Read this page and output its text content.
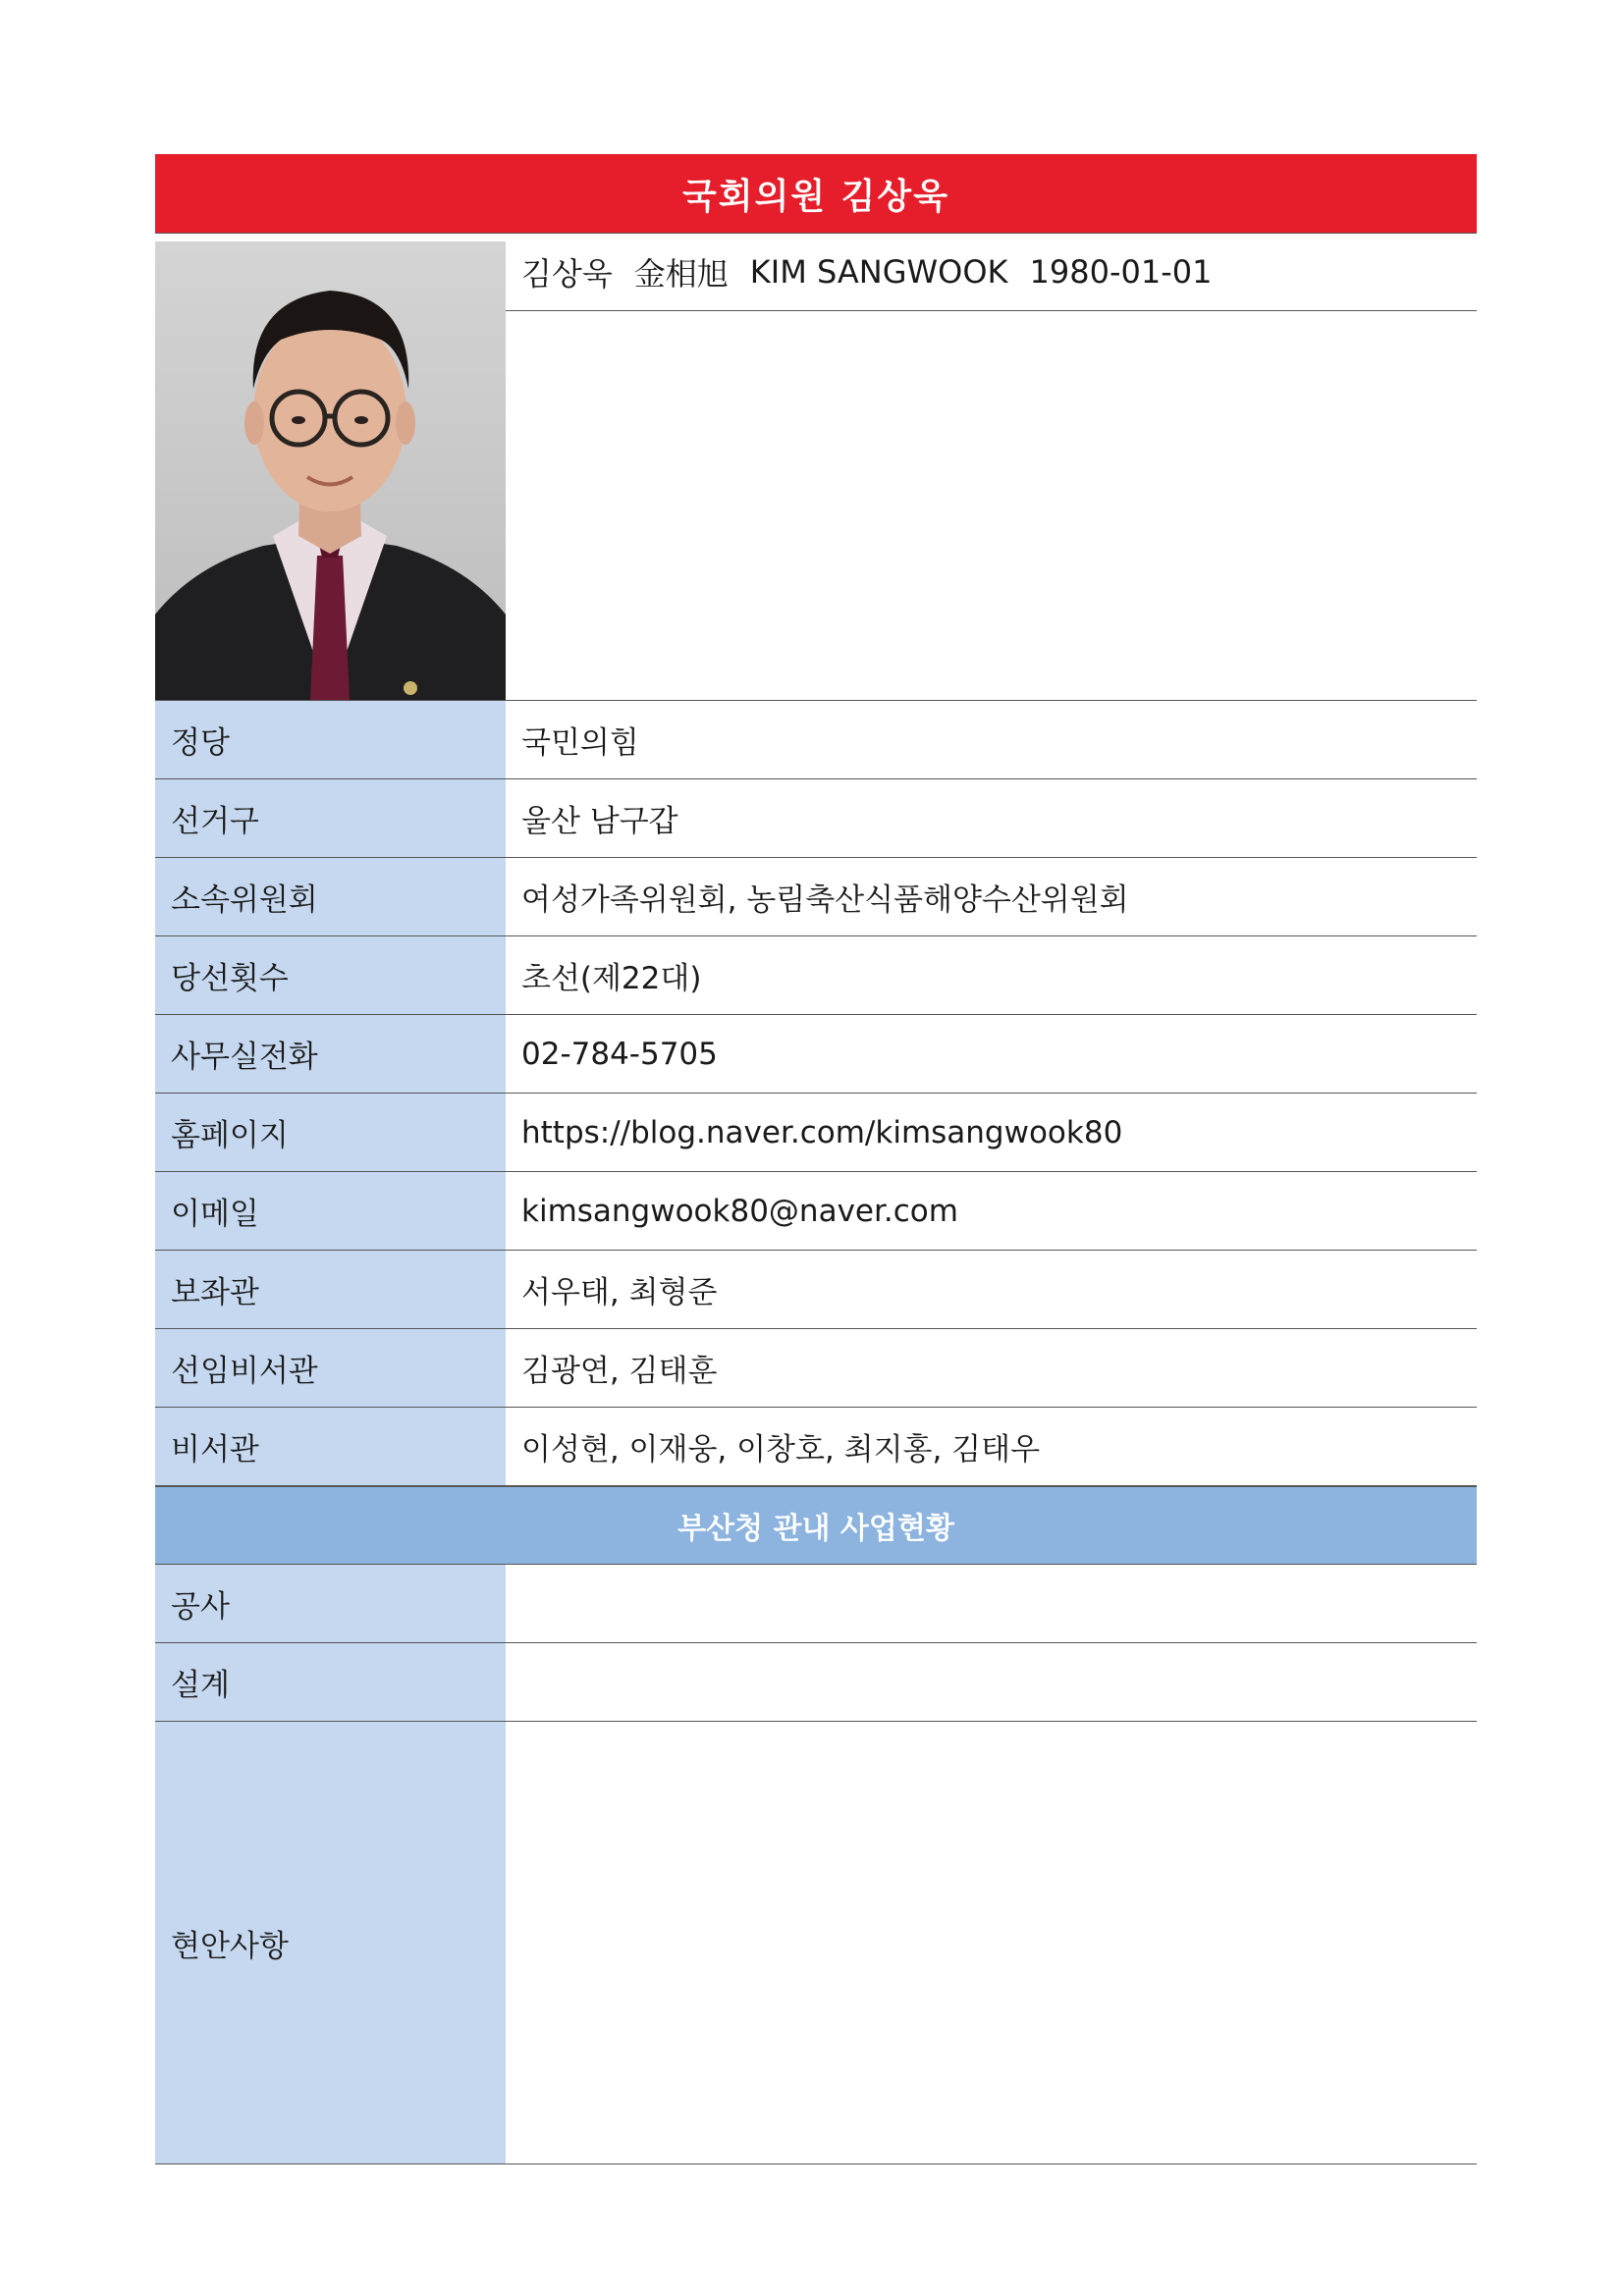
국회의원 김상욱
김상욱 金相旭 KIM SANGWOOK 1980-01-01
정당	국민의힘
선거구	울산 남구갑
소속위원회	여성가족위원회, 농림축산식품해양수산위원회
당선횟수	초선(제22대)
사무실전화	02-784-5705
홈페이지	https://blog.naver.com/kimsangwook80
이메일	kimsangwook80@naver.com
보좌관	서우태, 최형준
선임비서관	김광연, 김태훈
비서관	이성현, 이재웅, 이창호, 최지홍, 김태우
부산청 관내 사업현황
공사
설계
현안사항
────────────────────
EXERCISE GOAL –
Copy all lines of the listing above that contain the string "naver".

RESULT FOR THIS EXERCISE –
홈페이지	https://blog.naver.com/kimsangwook80
이메일	kimsangwook80@naver.com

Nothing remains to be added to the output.